[Data excerpts]

──────────────────────────────

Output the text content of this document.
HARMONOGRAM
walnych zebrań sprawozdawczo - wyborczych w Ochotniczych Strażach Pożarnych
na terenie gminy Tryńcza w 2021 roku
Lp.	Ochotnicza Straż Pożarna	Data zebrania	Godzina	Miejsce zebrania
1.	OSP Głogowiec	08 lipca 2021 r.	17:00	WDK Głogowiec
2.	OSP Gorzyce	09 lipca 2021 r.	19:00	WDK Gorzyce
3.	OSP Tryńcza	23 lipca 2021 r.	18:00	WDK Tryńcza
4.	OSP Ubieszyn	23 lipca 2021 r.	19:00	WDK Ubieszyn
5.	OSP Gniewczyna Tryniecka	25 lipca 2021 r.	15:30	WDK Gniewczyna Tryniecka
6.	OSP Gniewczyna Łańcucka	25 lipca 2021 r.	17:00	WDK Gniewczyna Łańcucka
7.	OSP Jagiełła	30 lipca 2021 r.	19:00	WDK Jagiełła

──────────────────────────────

**Exercise instructions:**
Copy out every line where the word "lipca" occurs.

**Solution for this exercise:**
1.	OSP Głogowiec	08 lipca 2021 r.	17:00	WDK Głogowiec
2.	OSP Gorzyce	09 lipca 2021 r.	19:00	WDK Gorzyce
3.	OSP Tryńcza	23 lipca 2021 r.	18:00	WDK Tryńcza
4.	OSP Ubieszyn	23 lipca 2021 r.	19:00	WDK Ubieszyn
5.	OSP Gniewczyna Tryniecka	25 lipca 2021 r.	15:30	WDK Gniewczyna Tryniecka
6.	OSP Gniewczyna Łańcucka	25 lipca 2021 r.	17:00	WDK Gniewczyna Łańcucka
7.	OSP Jagiełła	30 lipca 2021 r.	19:00	WDK Jagiełła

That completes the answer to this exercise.